(The problem): Resume the passage below on expectation and true relationship, carrying it on from its last sentence in the same reflective voice.

To relate to anything, even oneself, the barrier of expectation must dissipate. Expectations put limits on how we see things. Whether it is our partner, our child, our pet, or even our technology, our expectations compartmentalize things, cutting off our relationship from it. Within the elemental of expectation is a desire to control. And as most people now know, due to the numerous self-help books, control is a form of fear.

Perhaps the change in our thinking or our mind that Krishnamurti speaks of, is the ability to see others no differently than we would a tree, a flower, or a beautiful sunset. When we see such beautiful things, we do not look at them and say “you need to be more beautiful” or “you need have different colors.” We see the object without any expectation. We allow it to be what it is without trying to change it. And we realize it is what it is. Can we do this with our partners, children, neighbors, and co-workers?

Granted this does not mean we allow people to walk all over us. (That is not relationship to start with.) But, is it possible to see with compassion the humanness of another with all their fears, worries, joys, and contentment? This brings freedom into relationship and it is this quality that creates true relationship.

The word “relate” comes from the Latin word relatus meaning to “bring back” or “bear back.” When there is true relationship, we bring each other back to who we truly are. To our authentic selves and relate from that level. When we relate from who we are without pretense, expectations, limits and so on, there is no fear. We are who we are. There is no judgment.

This reminds me of a lovely story about past International President N. Sri Ram by Annie Tjioe, a woman who lived and worked on the Adyar estate for many years. For those who never met him, N. Sri Ram was considered by many to radiate pure compassion and complete peace. Annie writes that “whenever one approached him with personal problems, or problems in connection with one’s work, they always seemed to vanish as soon as one came within his aura. Not only did the burden drop away from one’s mind, but also the queries and difficulties seemed to have lost their importance. Other workers at Adyar experienced exactly the same thing.”

(Dataset extract):
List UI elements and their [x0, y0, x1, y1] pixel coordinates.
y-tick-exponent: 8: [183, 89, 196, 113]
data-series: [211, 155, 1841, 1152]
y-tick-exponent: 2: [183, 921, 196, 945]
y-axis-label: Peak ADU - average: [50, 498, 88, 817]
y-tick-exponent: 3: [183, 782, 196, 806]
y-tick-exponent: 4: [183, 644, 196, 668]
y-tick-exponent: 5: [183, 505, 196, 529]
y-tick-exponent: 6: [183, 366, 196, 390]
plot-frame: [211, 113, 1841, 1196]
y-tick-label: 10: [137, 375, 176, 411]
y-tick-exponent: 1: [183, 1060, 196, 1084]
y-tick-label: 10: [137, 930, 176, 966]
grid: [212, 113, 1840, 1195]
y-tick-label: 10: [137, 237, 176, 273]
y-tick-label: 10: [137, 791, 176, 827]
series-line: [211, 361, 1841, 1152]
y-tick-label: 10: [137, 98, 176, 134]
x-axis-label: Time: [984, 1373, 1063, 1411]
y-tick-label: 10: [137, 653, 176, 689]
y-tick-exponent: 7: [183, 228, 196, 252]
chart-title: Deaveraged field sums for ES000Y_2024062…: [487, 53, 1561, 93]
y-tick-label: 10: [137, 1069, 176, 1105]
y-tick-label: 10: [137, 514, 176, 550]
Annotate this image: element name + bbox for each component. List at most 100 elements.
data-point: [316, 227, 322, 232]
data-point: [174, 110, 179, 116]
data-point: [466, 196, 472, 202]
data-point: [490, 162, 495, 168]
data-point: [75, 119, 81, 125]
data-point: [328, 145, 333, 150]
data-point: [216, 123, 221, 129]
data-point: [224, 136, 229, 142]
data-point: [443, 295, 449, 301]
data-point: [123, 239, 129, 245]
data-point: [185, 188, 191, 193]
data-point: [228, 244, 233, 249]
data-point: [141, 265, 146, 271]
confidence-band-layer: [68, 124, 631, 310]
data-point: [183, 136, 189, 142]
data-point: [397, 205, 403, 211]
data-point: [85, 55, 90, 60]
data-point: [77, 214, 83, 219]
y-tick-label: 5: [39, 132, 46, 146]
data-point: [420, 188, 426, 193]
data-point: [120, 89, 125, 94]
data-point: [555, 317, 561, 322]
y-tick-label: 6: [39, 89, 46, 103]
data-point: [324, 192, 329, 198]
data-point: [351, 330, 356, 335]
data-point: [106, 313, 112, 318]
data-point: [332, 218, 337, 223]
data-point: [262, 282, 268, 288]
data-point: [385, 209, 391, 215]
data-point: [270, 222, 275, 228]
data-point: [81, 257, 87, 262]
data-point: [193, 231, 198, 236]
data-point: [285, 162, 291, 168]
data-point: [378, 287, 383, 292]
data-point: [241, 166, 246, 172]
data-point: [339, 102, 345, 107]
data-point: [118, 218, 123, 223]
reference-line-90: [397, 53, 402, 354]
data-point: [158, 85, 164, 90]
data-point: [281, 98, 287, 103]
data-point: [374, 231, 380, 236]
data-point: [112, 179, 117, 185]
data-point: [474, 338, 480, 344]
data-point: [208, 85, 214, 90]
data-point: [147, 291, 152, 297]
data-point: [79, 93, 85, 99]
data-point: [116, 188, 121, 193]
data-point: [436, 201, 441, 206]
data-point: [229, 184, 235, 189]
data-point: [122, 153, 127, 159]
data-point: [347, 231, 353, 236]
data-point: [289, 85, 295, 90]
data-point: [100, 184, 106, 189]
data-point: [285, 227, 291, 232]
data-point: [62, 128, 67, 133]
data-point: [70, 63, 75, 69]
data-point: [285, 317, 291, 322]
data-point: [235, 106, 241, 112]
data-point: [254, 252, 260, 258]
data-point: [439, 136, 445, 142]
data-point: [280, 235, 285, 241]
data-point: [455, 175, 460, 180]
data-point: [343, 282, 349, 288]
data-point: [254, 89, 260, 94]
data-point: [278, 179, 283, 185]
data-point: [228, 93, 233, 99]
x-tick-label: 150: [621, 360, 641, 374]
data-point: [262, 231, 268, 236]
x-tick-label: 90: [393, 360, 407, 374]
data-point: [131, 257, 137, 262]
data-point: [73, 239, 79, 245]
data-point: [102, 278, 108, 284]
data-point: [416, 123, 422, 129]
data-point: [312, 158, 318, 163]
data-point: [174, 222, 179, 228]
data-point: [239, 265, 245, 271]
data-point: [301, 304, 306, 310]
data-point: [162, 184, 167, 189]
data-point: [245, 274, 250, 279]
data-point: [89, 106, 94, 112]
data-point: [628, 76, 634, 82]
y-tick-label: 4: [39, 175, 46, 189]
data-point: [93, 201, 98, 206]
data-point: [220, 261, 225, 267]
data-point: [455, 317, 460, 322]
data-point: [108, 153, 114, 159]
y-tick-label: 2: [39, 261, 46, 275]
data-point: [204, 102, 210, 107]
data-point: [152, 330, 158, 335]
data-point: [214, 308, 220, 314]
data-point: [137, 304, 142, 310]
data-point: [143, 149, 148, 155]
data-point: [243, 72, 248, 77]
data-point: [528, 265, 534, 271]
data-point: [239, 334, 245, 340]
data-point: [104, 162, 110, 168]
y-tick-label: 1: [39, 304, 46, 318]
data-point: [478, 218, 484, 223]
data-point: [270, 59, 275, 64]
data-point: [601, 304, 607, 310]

(Response area):
So many things that we feel are important, come from our own personal desires. Our angst and worries are symptoms of our ego trying to protect itself. Our expectations and want to control others are part of this. To keep up our own image of how we see ourselves, we expect others to be as we want them to be. When we can drop all this, we give ourselves the ability to relate from a deeper, wiser place and help others to do so as well. Then true relationship can flourish.

For many who have never looked at relationship in this way, it may be good to start is with a simple exercise. As mentioned earlier, we often relate to people and things as objects of desire. Desire does not have to be anything sexual (it can be), but more from the perspective of wanting something from that person or object. We generally do not realize that most of our relationships are based on wants or needs. Rarely do we have a relationship with something or someone without any expectation. It is often a good exercise to really consider this. Start by choosing someone or something in your life and ask yourself what relationship you have to it. Is it fulfilling some purpose or need? What are the expectations you have toward the someone or something? What happens when you let go of the expectations? Doing this exercise whenever one finds themselves in conflict with another, allows one to see how they really view the relationship.

As said before, we are constantly in relationship with things and people, but to have a conscious relationship with ourselves and the world around us is life changing. However, we need to let go of old patterns, approach life with an open mind, and begin to see the authentic beauty in all. As Krishnamurti states, “Relationship is the only thing we have with each other.” As this is true, why not allow ourselves to have fulfilling, loving, and harmonious relationships with one another? The outcome may surprise us.